M: Don’t hate the player. Hate the game.

Y: Right now Im like ,”thank God I got in that car accident last year because here comes that check.” But, y’know, I work from home. I spent a yeah last year writing a script for VH1. I think they thought it was gonna be me and my friends like ,”Here’s me and my friends in L.A.” because this one girl had seen me at a party and thought I was funny. I used to write sketch before I came to L.A. So I started writing and I just went with it. We had this meeting and I had beyond a treatment. Episodes ready, final draft. It was everything that would weave through. I wrote ten months straight every single day. I felt like it got better. It was crazy and that was probably what made me believe more. My friends wanted ti be involved. You know when you have that approval from someone you respect? It’s a very strange idea to hear “This is genius.” I was hoping they’d say they liked it. So it encourages you. Even though I wasn’t getting paid and was living off money I luckily had saved, I kept working. It got darker and weirder and people were excited. Then it became too dark for VH1. And they didn’t want it. It was very intricate. So now I’m still working on it, deciding if I want it as a show or a film. There’s so many parts that each episode could be a film. So I started making shorts of them to try out what it would look like. I haven’t released any of it, obviously. And I wasn’t paid for anything but I’ve never felt more fulfilled.

• **EXERCISE TASKS**:
(a) Answer these from the interview about the VH1 script:
(i) Which network was the script written for?
(ii) For how long did the speaker write, and how often?
(iii) Why did the network not want the script?
(b) Recast the paragraph of the interview about the VH1 script that begins "Right now" as a short bulleted list that keeps its main facts.
(c) Carry on the interview about the VH1 script from its last line.
Nothing in the data after the interview is needed.

• **MATERIAL**:
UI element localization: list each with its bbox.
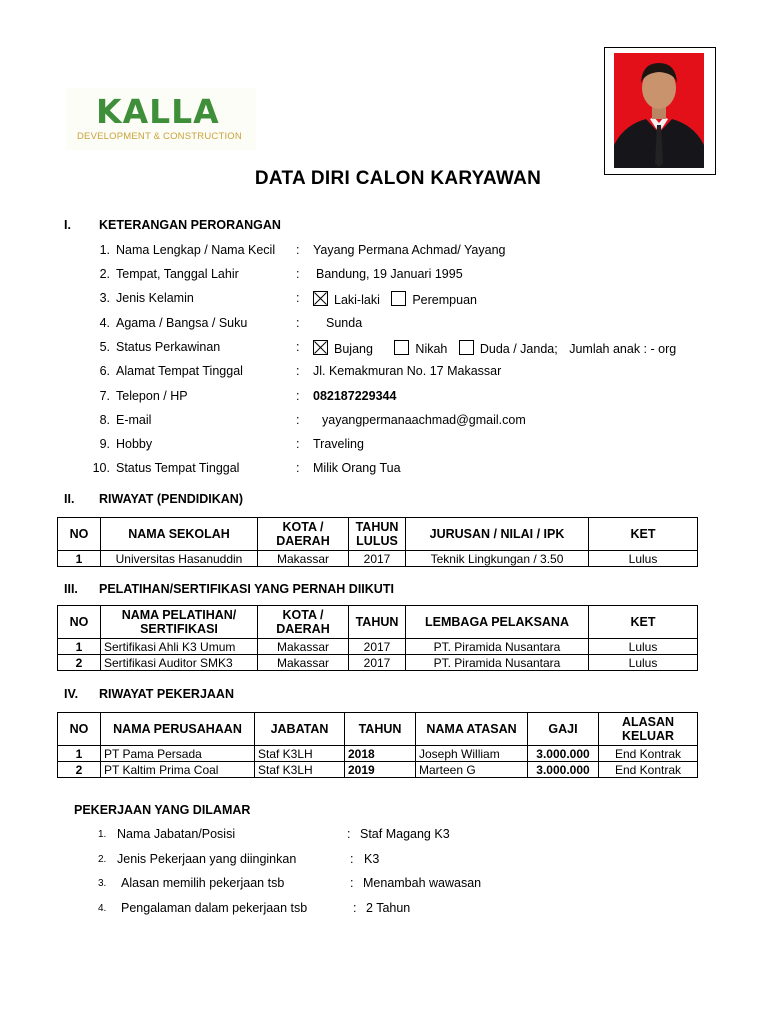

• **RESULTS FOR EACH TASK**:
(a)
(i) VH1.
(ii) Ten months straight, every single day.
(iii) It became too dark for VH1.

(b)
- The speaker expects a check from a car accident last year and works from home.
- Last year the speaker wrote a script for VH1 after a girl who had seen the speaker at a party thought the speaker was funny.
- Having written sketch before coming to L.A., the speaker went well beyond a treatment, with episodes ready and a final draft.
- The speaker wrote every day for ten months, and the approval of friends was encouraging.
- Though unpaid and living off savings, the speaker kept working as the script grew darker and weirder.
- VH1 rejected it as too dark.
- The speaker is still working on it, deciding between a show and a film, and has made unreleased shorts to test it.
- The work was unpaid, but the speaker has never felt more fulfilled.

(c)
M: It’s your Jodorowsky’s Dune.

Y: I had to want to do it. If I didn’t, no one was going to.

M: It’s a leaning process whatever happens.

Y: When I go out I would feel guilty. “You seem like you’re in daze lately.” And it was like ,”No, I’m trying to figure out how I’m gonna resolve this plot thing.”

M: Do you think it’s a shame they are re-booting Twin Peaks?

Y: (long pause) I think…one, that is the dumbest thing I’ve ever heard and two I think someone else is gonna buy it like Netflix. I don’t know that for sure but something that I’ve been working on with someone connected to that…I saw that and was like ,”So, uh…does anybody know how I could maybe get on, um, Twin Peaks?” (laughing) Any chance I get I’m like ,”Anybody got a Twin Peaks connection?”

M: Your music starts getting really fuckin’ spacey.

Y: Oh my God. But no! I want to be ON IT! I’ll draw a picture! I don’t know. Let me draw a picture for the background of a scene. So I texted the Vice President of Showtime when I found out and was like ,”What the fuck is this? What did you do.” And I haven’t heard from him since. They had a chance for such a good thing. I feel very strongly. I think a lot of people do. And there is no Twin Peaks without David Lynch. What are you making? WINGS? If you look at the ones Lynch directed as opposed to the ones he didn’t, just look at that! You knew when he was doing it. It’s so fucking stupid.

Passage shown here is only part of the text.